## [RECORDS PROVIDED]
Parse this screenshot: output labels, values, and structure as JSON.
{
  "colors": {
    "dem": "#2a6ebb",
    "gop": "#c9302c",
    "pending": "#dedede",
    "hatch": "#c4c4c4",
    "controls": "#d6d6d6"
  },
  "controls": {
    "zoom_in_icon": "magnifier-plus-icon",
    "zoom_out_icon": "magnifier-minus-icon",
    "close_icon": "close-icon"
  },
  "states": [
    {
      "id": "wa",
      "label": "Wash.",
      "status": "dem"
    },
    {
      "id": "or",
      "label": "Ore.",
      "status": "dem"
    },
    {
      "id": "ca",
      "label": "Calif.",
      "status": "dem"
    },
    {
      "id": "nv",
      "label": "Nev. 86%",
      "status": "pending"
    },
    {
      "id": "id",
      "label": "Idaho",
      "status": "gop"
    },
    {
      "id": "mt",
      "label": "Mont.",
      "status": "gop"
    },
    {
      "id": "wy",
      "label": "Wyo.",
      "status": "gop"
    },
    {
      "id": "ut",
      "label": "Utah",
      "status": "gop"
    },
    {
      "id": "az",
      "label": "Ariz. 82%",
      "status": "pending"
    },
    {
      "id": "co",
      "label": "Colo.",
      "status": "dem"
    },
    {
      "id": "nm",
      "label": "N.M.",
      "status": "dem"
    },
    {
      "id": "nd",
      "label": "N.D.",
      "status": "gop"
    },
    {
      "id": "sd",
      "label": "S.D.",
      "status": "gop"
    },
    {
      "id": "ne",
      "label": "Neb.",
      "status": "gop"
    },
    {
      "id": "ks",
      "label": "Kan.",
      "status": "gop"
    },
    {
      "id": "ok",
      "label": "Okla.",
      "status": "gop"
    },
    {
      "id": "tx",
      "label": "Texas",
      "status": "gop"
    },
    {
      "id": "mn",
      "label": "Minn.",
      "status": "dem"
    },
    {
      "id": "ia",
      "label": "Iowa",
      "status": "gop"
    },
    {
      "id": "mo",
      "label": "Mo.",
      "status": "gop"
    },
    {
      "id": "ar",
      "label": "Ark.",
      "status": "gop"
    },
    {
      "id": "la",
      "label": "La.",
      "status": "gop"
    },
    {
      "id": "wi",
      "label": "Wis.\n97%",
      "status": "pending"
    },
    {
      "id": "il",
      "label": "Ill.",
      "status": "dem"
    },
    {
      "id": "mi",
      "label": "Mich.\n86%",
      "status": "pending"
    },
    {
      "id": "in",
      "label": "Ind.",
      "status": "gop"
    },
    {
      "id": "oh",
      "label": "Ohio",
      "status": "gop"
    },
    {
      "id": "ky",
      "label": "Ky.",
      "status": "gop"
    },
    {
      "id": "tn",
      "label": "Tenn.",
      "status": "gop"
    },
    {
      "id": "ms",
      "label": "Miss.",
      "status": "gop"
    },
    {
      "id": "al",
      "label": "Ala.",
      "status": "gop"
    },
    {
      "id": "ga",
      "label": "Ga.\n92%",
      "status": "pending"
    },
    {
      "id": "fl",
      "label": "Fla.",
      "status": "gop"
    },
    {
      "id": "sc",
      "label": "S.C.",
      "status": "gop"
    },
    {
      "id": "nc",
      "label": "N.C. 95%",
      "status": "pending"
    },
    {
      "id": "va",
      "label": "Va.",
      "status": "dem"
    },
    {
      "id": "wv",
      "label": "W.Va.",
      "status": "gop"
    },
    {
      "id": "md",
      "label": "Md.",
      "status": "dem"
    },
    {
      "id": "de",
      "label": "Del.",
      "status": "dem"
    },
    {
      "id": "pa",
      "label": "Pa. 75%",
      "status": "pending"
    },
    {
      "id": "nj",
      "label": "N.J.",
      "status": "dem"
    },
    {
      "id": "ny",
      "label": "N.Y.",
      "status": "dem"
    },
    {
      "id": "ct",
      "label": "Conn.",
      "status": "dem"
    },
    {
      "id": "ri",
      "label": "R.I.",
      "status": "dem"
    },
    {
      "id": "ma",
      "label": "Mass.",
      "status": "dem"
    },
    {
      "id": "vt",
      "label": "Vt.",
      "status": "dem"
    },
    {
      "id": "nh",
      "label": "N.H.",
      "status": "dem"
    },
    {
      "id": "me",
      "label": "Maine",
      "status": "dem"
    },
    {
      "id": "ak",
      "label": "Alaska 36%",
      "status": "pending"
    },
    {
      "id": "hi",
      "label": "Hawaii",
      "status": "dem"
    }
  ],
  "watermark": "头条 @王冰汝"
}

## [TASK OBJECTIVE]
Using the listing above, retype each line exactly.

## [TASK OUTPUT]
Parse this screenshot: output labels, values, and structure as JSON.
{
  "colors": {
    "dem": "#2a6ebb",
    "gop": "#c9302c",
    "pending": "#dedede",
    "hatch": "#c4c4c4",
    "controls": "#d6d6d6"
  },
  "controls": {
    "zoom_in_icon": "magnifier-plus-icon",
    "zoom_out_icon": "magnifier-minus-icon",
    "close_icon": "close-icon"
  },
  "states": [
    {
      "id": "wa",
      "label": "Wash.",
      "status": "dem"
    },
    {
      "id": "or",
      "label": "Ore.",
      "status": "dem"
    },
    {
      "id": "ca",
      "label": "Calif.",
      "status": "dem"
    },
    {
      "id": "nv",
      "label": "Nev. 86%",
      "status": "pending"
    },
    {
      "id": "id",
      "label": "Idaho",
      "status": "gop"
    },
    {
      "id": "mt",
      "label": "Mont.",
      "status": "gop"
    },
    {
      "id": "wy",
      "label": "Wyo.",
      "status": "gop"
    },
    {
      "id": "ut",
      "label": "Utah",
      "status": "gop"
    },
    {
      "id": "az",
      "label": "Ariz. 82%",
      "status": "pending"
    },
    {
      "id": "co",
      "label": "Colo.",
      "status": "dem"
    },
    {
      "id": "nm",
      "label": "N.M.",
      "status": "dem"
    },
    {
      "id": "nd",
      "label": "N.D.",
      "status": "gop"
    },
    {
      "id": "sd",
      "label": "S.D.",
      "status": "gop"
    },
    {
      "id": "ne",
      "label": "Neb.",
      "status": "gop"
    },
    {
      "id": "ks",
      "label": "Kan.",
      "status": "gop"
    },
    {
      "id": "ok",
      "label": "Okla.",
      "status": "gop"
    },
    {
      "id": "tx",
      "label": "Texas",
      "status": "gop"
    },
    {
      "id": "mn",
      "label": "Minn.",
      "status": "dem"
    },
    {
      "id": "ia",
      "label": "Iowa",
      "status": "gop"
    },
    {
      "id": "mo",
      "label": "Mo.",
      "status": "gop"
    },
    {
      "id": "ar",
      "label": "Ark.",
      "status": "gop"
    },
    {
      "id": "la",
      "label": "La.",
      "status": "gop"
    },
    {
      "id": "wi",
      "label": "Wis.\n97%",
      "status": "pending"
    },
    {
      "id": "il",
      "label": "Ill.",
      "status": "dem"
    },
    {
      "id": "mi",
      "label": "Mich.\n86%",
      "status": "pending"
    },
    {
      "id": "in",
      "label": "Ind.",
      "status": "gop"
    },
    {
      "id": "oh",
      "label": "Ohio",
      "status": "gop"
    },
    {
      "id": "ky",
      "label": "Ky.",
      "status": "gop"
    },
    {
      "id": "tn",
      "label": "Tenn.",
      "status": "gop"
    },
    {
      "id": "ms",
      "label": "Miss.",
      "status": "gop"
    },
    {
      "id": "al",
      "label": "Ala.",
      "status": "gop"
    },
    {
      "id": "ga",
      "label": "Ga.\n92%",
      "status": "pending"
    },
    {
      "id": "fl",
      "label": "Fla.",
      "status": "gop"
    },
    {
      "id": "sc",
      "label": "S.C.",
      "status": "gop"
    },
    {
      "id": "nc",
      "label": "N.C. 95%",
      "status": "pending"
    },
    {
      "id": "va",
      "label": "Va.",
      "status": "dem"
    },
    {
      "id": "wv",
      "label": "W.Va.",
      "status": "gop"
    },
    {
      "id": "md",
      "label": "Md.",
      "status": "dem"
    },
    {
      "id": "de",
      "label": "Del.",
      "status": "dem"
    },
    {
      "id": "pa",
      "label": "Pa. 75%",
      "status": "pending"
    },
    {
      "id": "nj",
      "label": "N.J.",
      "status": "dem"
    },
    {
      "id": "ny",
      "label": "N.Y.",
      "status": "dem"
    },
    {
      "id": "ct",
      "label": "Conn.",
      "status": "dem"
    },
    {
      "id": "ri",
      "label": "R.I.",
      "status": "dem"
    },
    {
      "id": "ma",
      "label": "Mass.",
      "status": "dem"
    },
    {
      "id": "vt",
      "label": "Vt.",
      "status": "dem"
    },
    {
      "id": "nh",
      "label": "N.H.",
      "status": "dem"
    },
    {
      "id": "me",
      "label": "Maine",
      "status": "dem"
    },
    {
      "id": "ak",
      "label": "Alaska 36%",
      "status": "pending"
    },
    {
      "id": "hi",
      "label": "Hawaii",
      "status": "dem"
    }
  ],
  "watermark": "头条 @王冰汝"
}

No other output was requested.